::: Working data :::
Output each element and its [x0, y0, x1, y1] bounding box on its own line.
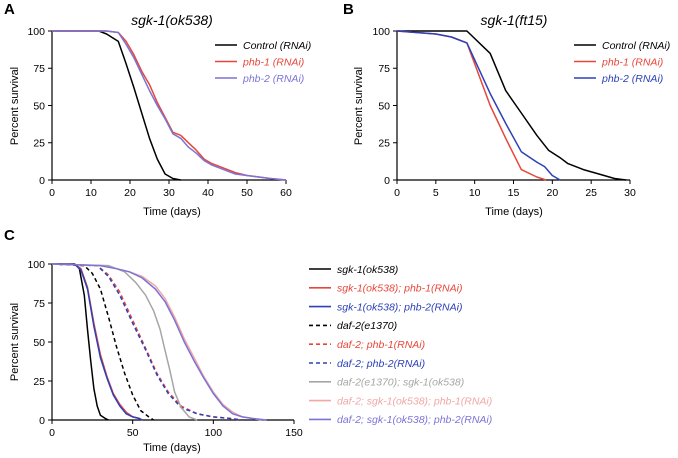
- panel-a-y-tick-label: 100: [27, 26, 45, 38]
- panel-a-x-tick-label: 30: [163, 187, 175, 199]
- panel-c-y-tick-label: 100: [27, 259, 45, 271]
- panel-a-title: sgk-1(ok538): [131, 12, 213, 28]
- panel-b-y-tick-label: 25: [378, 138, 390, 150]
- panel-c-legend-label-6: daf-2; phb-2(RNAi): [337, 358, 425, 370]
- panel-b-y-tick-label: 50: [378, 100, 390, 112]
- panel-c-x-tick-label: 150: [285, 427, 303, 439]
- panel-a-legend-label-3: phb-2 (RNAi): [242, 73, 304, 85]
- panel-b-legend-label-3: phb-2 (RNAi): [601, 73, 663, 85]
- panel-c-series-line-6: [51, 263, 243, 421]
- panel-b-x-tick-label: 30: [624, 187, 636, 199]
- panel-b-x-tick-label: 0: [394, 187, 400, 199]
- panel-letter-b: B: [343, 1, 354, 18]
- panel-a-y-tick-label: 25: [33, 138, 45, 150]
- panel-c-legend-label-4: daf-2(e1370): [337, 320, 397, 332]
- panel-a-ylabel: Percent survival: [9, 67, 21, 145]
- panel-c-x-tick-label: 50: [127, 427, 139, 439]
- panel-b-x-tick-label: 20: [546, 187, 558, 199]
- panel-c-ylabel: Percent survival: [9, 303, 21, 381]
- panel-a-legend-label-2: phb-1 (RNAi): [242, 56, 304, 68]
- panel-a-series-line-2: [52, 30, 287, 181]
- panel-b-x-tick-label: 25: [585, 187, 597, 199]
- panel-a-x-tick-label: 50: [241, 187, 253, 199]
- panel-a-x-tick-label: 60: [280, 187, 292, 199]
- panel-a-legend-label-1: Control (RNAi): [243, 40, 311, 52]
- panel-a-xlabel: Time (days): [143, 206, 201, 218]
- panel-b-series-line-1: [397, 30, 627, 181]
- panel-b-xlabel: Time (days): [485, 206, 543, 218]
- panel-a-series-line-1: [52, 30, 181, 181]
- panel-a-y-tick-label: 75: [33, 63, 45, 75]
- panel-letter-a: A: [4, 1, 15, 18]
- panel-c-x-tick-label: 0: [49, 427, 55, 439]
- panel-b-ylabel: Percent survival: [353, 67, 365, 145]
- panel-c-legend-label-8: daf-2; sgk-1(ok538); phb-1(RNAi): [337, 395, 492, 407]
- panel-b-series-line-3: [396, 30, 561, 181]
- panel-b-x-tick-label: 5: [433, 187, 439, 199]
- panel-a-x-tick-label: 40: [202, 187, 214, 199]
- panel-c-y-tick-label: 0: [39, 415, 45, 427]
- panel-a-x-tick-label: 0: [49, 187, 55, 199]
- panel-c-series-line-3: [52, 263, 143, 421]
- panel-c-y-tick-label: 75: [33, 298, 45, 310]
- panel-b-legend-label-1: Control (RNAi): [602, 40, 670, 52]
- panel-c-series-line-4: [51, 263, 155, 421]
- panel-c-legend-label-2: sgk-1(ok538); phb-1(RNAi): [337, 283, 462, 295]
- panel-c-legend-label-7: daf-2(e1370); sgk-1(ok538): [337, 377, 464, 389]
- panel-b-x-tick-label: 15: [508, 187, 520, 199]
- panel-c-legend-label-3: sgk-1(ok538); phb-2(RNAi): [337, 301, 462, 313]
- panel-a-x-tick-label: 20: [124, 187, 136, 199]
- panel-b-y-tick-label: 75: [378, 63, 390, 75]
- panel-c-xlabel: Time (days): [143, 442, 201, 454]
- panel-b-plot: 0 5 10 15 20 25 30 0 25 50 75 100 Control (RNAi) phb-…: [372, 26, 670, 199]
- panel-b-title: sgk-1(ft15): [481, 12, 548, 28]
- panel-letter-c: C: [4, 227, 15, 244]
- panel-c-series-line-7: [51, 263, 198, 421]
- panel-c-x-tick-label: 100: [205, 427, 223, 439]
- panel-c-series-line-5: [51, 263, 243, 421]
- panel-a-y-tick-label: 50: [33, 100, 45, 112]
- panel-b-x-tick-label: 10: [469, 187, 481, 199]
- panel-b-legend-label-2: phb-1 (RNAi): [601, 56, 663, 68]
- panel-b-y-tick-label: 0: [384, 175, 390, 187]
- panel-c-legend-label-1: sgk-1(ok538): [337, 264, 398, 276]
- panel-a-x-tick-label: 10: [85, 187, 97, 199]
- panel-b-y-tick-label: 100: [372, 26, 390, 38]
- panel-c-legend-label-5: daf-2; phb-1(RNAi): [337, 339, 425, 351]
- panel-a-series-line-3: [52, 30, 287, 181]
- panel-c-y-tick-label: 50: [33, 337, 45, 349]
- panel-c-plot: 0 50 100 150 0 25 50 75 100 sgk-1(ok538) sgk-1(ok5…: [27, 259, 492, 439]
- panel-c-legend-label-9: daf-2; sgk-1(ok538); phb-2(RNAi): [337, 414, 492, 426]
- panel-c-y-tick-label: 25: [33, 376, 45, 388]
- panel-c-series-line-9: [51, 263, 267, 421]
- panel-a-plot: 0 10 20 30 40 50 60 0 25 50 75 100 Control (RNAi) phb…: [27, 26, 311, 199]
- panel-a-y-tick-label: 0: [39, 175, 45, 187]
:::
- [Given problem] Express every line of the records above as a Markdown table with the columns Row and Line, numbering the lines in order. Skip blank lines and leave the pictures out.

- [Solution to the problem]
| Row | Line |
|---|---|
| 1 | Output each element and its [x0, y0, x1, y1] bounding box on its own line. |
| 2 | - panel-a-y-tick-label: 100: [27, 26, 45, 38] |
| 3 | - panel-a-x-tick-label: 30: [163, 187, 175, 199] |
| 4 | - panel-c-y-tick-label: 100: [27, 259, 45, 271] |
| 5 | - panel-a-title: sgk-1(ok538): [131, 12, 213, 28] |
| 6 | - panel-b-y-tick-label: 25: [378, 138, 390, 150] |
| 7 | - panel-c-legend-label-6: daf-2; phb-2(RNAi): [337, 358, 425, 370] |
| 8 | - panel-b-y-tick-label: 50: [378, 100, 390, 112] |
| 9 | - panel-c-x-tick-label: 150: [285, 427, 303, 439] |
| 10 | - panel-a-legend-label-3: phb-2 (RNAi): [242, 73, 304, 85] |
| 11 | - panel-b-legend-label-3: phb-2 (RNAi): [601, 73, 663, 85] |
| 12 | - panel-c-series-line-6: [51, 263, 243, 421] |
| 13 | - panel-b-x-tick-label: 30: [624, 187, 636, 199] |
| 14 | - panel-b-x-tick-label: 0: [394, 187, 400, 199] |
| 15 | - panel-letter-b: B: [343, 1, 354, 18] |
| 16 | - panel-a-y-tick-label: 25: [33, 138, 45, 150] |
| 17 | - panel-c-legend-label-4: daf-2(e1370): [337, 320, 397, 332] |
| 18 | - panel-a-ylabel: Percent survival: [9, 67, 21, 145] |
| 19 | - panel-c-x-tick-label: 50: [127, 427, 139, 439] |
| 20 | - panel-b-x-tick-label: 20: [546, 187, 558, 199] |
| 21 | - panel-c-ylabel: Percent survival: [9, 303, 21, 381] |
| 22 | - panel-a-legend-label-2: phb-1 (RNAi): [242, 56, 304, 68] |
| 23 | - panel-a-series-line-2: [52, 30, 287, 181] |
| 24 | - panel-b-x-tick-label: 25: [585, 187, 597, 199] |
| 25 | - panel-a-x-tick-label: 50: [241, 187, 253, 199] |
| 26 | - panel-a-x-tick-label: 60: [280, 187, 292, 199] |
| 27 | - panel-a-legend-label-1: Control (RNAi): [243, 40, 311, 52] |
| 28 | - panel-a-xlabel: Time (days): [143, 206, 201, 218] |
| 29 | - panel-b-series-line-1: [397, 30, 627, 181] |
| 30 | - panel-b-xlabel: Time (days): [485, 206, 543, 218] |
| 31 | - panel-a-series-line-1: [52, 30, 181, 181] |
| 32 | - panel-a-y-tick-label: 75: [33, 63, 45, 75] |
| 33 | - panel-letter-a: A: [4, 1, 15, 18] |
| 34 | - panel-c-x-tick-label: 0: [49, 427, 55, 439] |
| 35 | - panel-b-ylabel: Percent survival: [353, 67, 365, 145] |
| 36 | - panel-c-legend-label-8: daf-2; sgk-1(ok538); phb-1(RNAi): [337, 395, 492, 407] |
| 37 | - panel-b-series-line-3: [396, 30, 561, 181] |
| 38 | - panel-b-x-tick-label: 5: [433, 187, 439, 199] |
| 39 | - panel-a-x-tick-label: 40: [202, 187, 214, 199] |
| 40 | - panel-c-y-tick-label: 0: [39, 415, 45, 427] |
| 41 | - panel-a-x-tick-label: 0: [49, 187, 55, 199] |
| 42 | - panel-c-series-line-3: [52, 263, 143, 421] |
| 43 | - panel-c-y-tick-label: 75: [33, 298, 45, 310] |
| 44 | - panel-b-legend-label-1: Control (RNAi): [602, 40, 670, 52] |
| 45 | - panel-c-series-line-4: [51, 263, 155, 421] |
| 46 | - panel-c-legend-label-2: sgk-1(ok538); phb-1(RNAi): [337, 283, 462, 295] |
| 47 | - panel-c-legend-label-7: daf-2(e1370); sgk-1(ok538): [337, 377, 464, 389] |
| 48 | - panel-b-x-tick-label: 15: [508, 187, 520, 199] |
| 49 | - panel-c-legend-label-3: sgk-1(ok538); phb-2(RNAi): [337, 301, 462, 313] |
| 50 | - panel-a-x-tick-label: 20: [124, 187, 136, 199] |
| 51 | - panel-b-y-tick-label: 75: [378, 63, 390, 75] |
| 52 | - panel-c-xlabel: Time (days): [143, 442, 201, 454] |
| 53 | - panel-b-plot: 0 5 10 15 20 25 30 0 25 50 75 100 Control (RNAi) phb-…: [372, 26, 670, 199] |
| 54 | - panel-b-title: sgk-1(ft15): [481, 12, 548, 28] |
| 55 | - panel-letter-c: C: [4, 227, 15, 244] |
| 56 | - panel-c-series-line-7: [51, 263, 198, 421] |
| 57 | - panel-c-x-tick-label: 100: [205, 427, 223, 439] |
| 58 | - panel-c-series-line-5: [51, 263, 243, 421] |
| 59 | - panel-a-y-tick-label: 50: [33, 100, 45, 112] |
| 60 | - panel-b-x-tick-label: 10: [469, 187, 481, 199] |
| 61 | - panel-b-legend-label-2: phb-1 (RNAi): [601, 56, 663, 68] |
| 62 | - panel-b-y-tick-label: 0: [384, 175, 390, 187] |
| 63 | - panel-c-legend-label-1: sgk-1(ok538): [337, 264, 398, 276] |
| 64 | - panel-a-x-tick-label: 10: [85, 187, 97, 199] |
| 65 | - panel-b-y-tick-label: 100: [372, 26, 390, 38] |
| 66 | - panel-c-legend-label-5: daf-2; phb-1(RNAi): [337, 339, 425, 351] |
| 67 | - panel-a-series-line-3: [52, 30, 287, 181] |
| 68 | - panel-c-y-tick-label: 50: [33, 337, 45, 349] |
| 69 | - panel-c-plot: 0 50 100 150 0 25 50 75 100 sgk-1(ok538) sgk-1(ok5…: [27, 259, 492, 439] |
| 70 | - panel-c-legend-label-9: daf-2; sgk-1(ok538); phb-2(RNAi): [337, 414, 492, 426] |
| 71 | - panel-c-y-tick-label: 25: [33, 376, 45, 388] |
| 72 | - panel-c-series-line-9: [51, 263, 267, 421] |
| 73 | - panel-a-plot: 0 10 20 30 40 50 60 0 25 50 75 100 Control (RNAi) phb…: [27, 26, 311, 199] |
| 74 | - panel-a-y-tick-label: 0: [39, 175, 45, 187] |